WHAT THE EXERCISE ASKS >>
Each line of the material must be returned exactly.

STORED RECORDS >>
▶
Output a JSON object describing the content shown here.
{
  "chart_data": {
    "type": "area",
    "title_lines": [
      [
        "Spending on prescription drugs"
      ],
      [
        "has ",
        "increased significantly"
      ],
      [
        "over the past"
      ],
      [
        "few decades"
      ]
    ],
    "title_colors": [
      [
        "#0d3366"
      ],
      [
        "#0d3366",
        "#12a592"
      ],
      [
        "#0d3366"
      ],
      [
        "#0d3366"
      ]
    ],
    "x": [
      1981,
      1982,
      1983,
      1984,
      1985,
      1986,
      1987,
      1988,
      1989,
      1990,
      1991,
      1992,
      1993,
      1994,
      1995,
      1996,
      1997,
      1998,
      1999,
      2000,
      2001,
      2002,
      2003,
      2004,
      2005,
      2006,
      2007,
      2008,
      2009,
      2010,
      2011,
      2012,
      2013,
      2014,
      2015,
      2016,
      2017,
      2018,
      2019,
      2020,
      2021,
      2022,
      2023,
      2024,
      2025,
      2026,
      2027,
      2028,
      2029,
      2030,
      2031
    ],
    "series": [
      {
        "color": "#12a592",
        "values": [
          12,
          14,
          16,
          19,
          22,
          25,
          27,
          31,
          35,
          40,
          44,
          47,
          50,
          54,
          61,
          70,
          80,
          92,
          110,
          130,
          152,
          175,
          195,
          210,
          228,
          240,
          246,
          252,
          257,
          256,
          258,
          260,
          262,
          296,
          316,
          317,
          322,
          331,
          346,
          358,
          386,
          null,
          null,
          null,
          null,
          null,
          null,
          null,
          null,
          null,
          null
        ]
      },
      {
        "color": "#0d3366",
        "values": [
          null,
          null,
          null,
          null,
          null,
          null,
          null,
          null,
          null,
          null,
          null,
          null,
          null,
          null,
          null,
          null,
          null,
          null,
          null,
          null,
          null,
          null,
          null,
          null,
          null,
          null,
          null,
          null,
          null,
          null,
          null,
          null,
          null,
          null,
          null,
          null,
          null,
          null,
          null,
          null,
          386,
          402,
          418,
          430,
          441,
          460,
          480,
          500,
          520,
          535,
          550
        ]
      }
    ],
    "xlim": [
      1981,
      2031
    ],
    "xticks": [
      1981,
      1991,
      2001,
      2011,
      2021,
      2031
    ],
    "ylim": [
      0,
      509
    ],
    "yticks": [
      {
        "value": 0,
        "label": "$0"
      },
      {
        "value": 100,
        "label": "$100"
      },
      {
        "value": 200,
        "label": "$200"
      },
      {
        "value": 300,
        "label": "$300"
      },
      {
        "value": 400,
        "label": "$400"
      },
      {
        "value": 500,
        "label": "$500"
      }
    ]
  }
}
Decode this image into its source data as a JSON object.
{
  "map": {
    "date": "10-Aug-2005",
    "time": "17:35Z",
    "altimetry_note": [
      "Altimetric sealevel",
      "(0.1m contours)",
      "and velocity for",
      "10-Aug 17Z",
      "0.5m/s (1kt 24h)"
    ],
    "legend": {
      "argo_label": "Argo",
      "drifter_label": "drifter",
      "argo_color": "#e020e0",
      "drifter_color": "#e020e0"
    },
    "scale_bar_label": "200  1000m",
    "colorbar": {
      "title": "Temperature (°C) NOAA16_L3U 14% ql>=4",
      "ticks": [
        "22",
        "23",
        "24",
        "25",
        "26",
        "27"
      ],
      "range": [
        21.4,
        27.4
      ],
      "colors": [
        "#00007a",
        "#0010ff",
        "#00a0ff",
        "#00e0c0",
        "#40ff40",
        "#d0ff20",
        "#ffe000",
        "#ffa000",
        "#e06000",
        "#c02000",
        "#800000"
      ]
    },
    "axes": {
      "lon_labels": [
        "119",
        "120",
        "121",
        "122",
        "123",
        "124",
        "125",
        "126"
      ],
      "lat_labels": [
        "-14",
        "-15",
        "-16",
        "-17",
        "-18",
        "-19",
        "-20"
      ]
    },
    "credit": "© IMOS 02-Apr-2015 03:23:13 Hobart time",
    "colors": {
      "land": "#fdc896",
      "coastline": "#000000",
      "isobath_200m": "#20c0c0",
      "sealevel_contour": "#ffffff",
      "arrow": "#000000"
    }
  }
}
◀
RESULT OF THE EXERCISE >>
Output a JSON object describing the content shown here.
{
  "chart_data": {
    "type": "area",
    "title_lines": [
      [
        "Spending on prescription drugs"
      ],
      [
        "has ",
        "increased significantly"
      ],
      [
        "over the past"
      ],
      [
        "few decades"
      ]
    ],
    "title_colors": [
      [
        "#0d3366"
      ],
      [
        "#0d3366",
        "#12a592"
      ],
      [
        "#0d3366"
      ],
      [
        "#0d3366"
      ]
    ],
    "x": [
      1981,
      1982,
      1983,
      1984,
      1985,
      1986,
      1987,
      1988,
      1989,
      1990,
      1991,
      1992,
      1993,
      1994,
      1995,
      1996,
      1997,
      1998,
      1999,
      2000,
      2001,
      2002,
      2003,
      2004,
      2005,
      2006,
      2007,
      2008,
      2009,
      2010,
      2011,
      2012,
      2013,
      2014,
      2015,
      2016,
      2017,
      2018,
      2019,
      2020,
      2021,
      2022,
      2023,
      2024,
      2025,
      2026,
      2027,
      2028,
      2029,
      2030,
      2031
    ],
    "series": [
      {
        "color": "#12a592",
        "values": [
          12,
          14,
          16,
          19,
          22,
          25,
          27,
          31,
          35,
          40,
          44,
          47,
          50,
          54,
          61,
          70,
          80,
          92,
          110,
          130,
          152,
          175,
          195,
          210,
          228,
          240,
          246,
          252,
          257,
          256,
          258,
          260,
          262,
          296,
          316,
          317,
          322,
          331,
          346,
          358,
          386,
          null,
          null,
          null,
          null,
          null,
          null,
          null,
          null,
          null,
          null
        ]
      },
      {
        "color": "#0d3366",
        "values": [
          null,
          null,
          null,
          null,
          null,
          null,
          null,
          null,
          null,
          null,
          null,
          null,
          null,
          null,
          null,
          null,
          null,
          null,
          null,
          null,
          null,
          null,
          null,
          null,
          null,
          null,
          null,
          null,
          null,
          null,
          null,
          null,
          null,
          null,
          null,
          null,
          null,
          null,
          null,
          null,
          386,
          402,
          418,
          430,
          441,
          460,
          480,
          500,
          520,
          535,
          550
        ]
      }
    ],
    "xlim": [
      1981,
      2031
    ],
    "xticks": [
      1981,
      1991,
      2001,
      2011,
      2021,
      2031
    ],
    "ylim": [
      0,
      509
    ],
    "yticks": [
      {
        "value": 0,
        "label": "$0"
      },
      {
        "value": 100,
        "label": "$100"
      },
      {
        "value": 200,
        "label": "$200"
      },
      {
        "value": 300,
        "label": "$300"
      },
      {
        "value": 400,
        "label": "$400"
      },
      {
        "value": 500,
        "label": "$500"
      }
    ]
  }
}
Decode this image into its source data as a JSON object.
{
  "map": {
    "date": "10-Aug-2005",
    "time": "17:35Z",
    "altimetry_note": [
      "Altimetric sealevel",
      "(0.1m contours)",
      "and velocity for",
      "10-Aug 17Z",
      "0.5m/s (1kt 24h)"
    ],
    "legend": {
      "argo_label": "Argo",
      "drifter_label": "drifter",
      "argo_color": "#e020e0",
      "drifter_color": "#e020e0"
    },
    "scale_bar_label": "200  1000m",
    "colorbar": {
      "title": "Temperature (°C) NOAA16_L3U 14% ql>=4",
      "ticks": [
        "22",
        "23",
        "24",
        "25",
        "26",
        "27"
      ],
      "range": [
        21.4,
        27.4
      ],
      "colors": [
        "#00007a",
        "#0010ff",
        "#00a0ff",
        "#00e0c0",
        "#40ff40",
        "#d0ff20",
        "#ffe000",
        "#ffa000",
        "#e06000",
        "#c02000",
        "#800000"
      ]
    },
    "axes": {
      "lon_labels": [
        "119",
        "120",
        "121",
        "122",
        "123",
        "124",
        "125",
        "126"
      ],
      "lat_labels": [
        "-14",
        "-15",
        "-16",
        "-17",
        "-18",
        "-19",
        "-20"
      ]
    },
    "credit": "© IMOS 02-Apr-2015 03:23:13 Hobart time",
    "colors": {
      "land": "#fdc896",
      "coastline": "#000000",
      "isobath_200m": "#20c0c0",
      "sealevel_contour": "#ffffff",
      "arrow": "#000000"
    }
  }
}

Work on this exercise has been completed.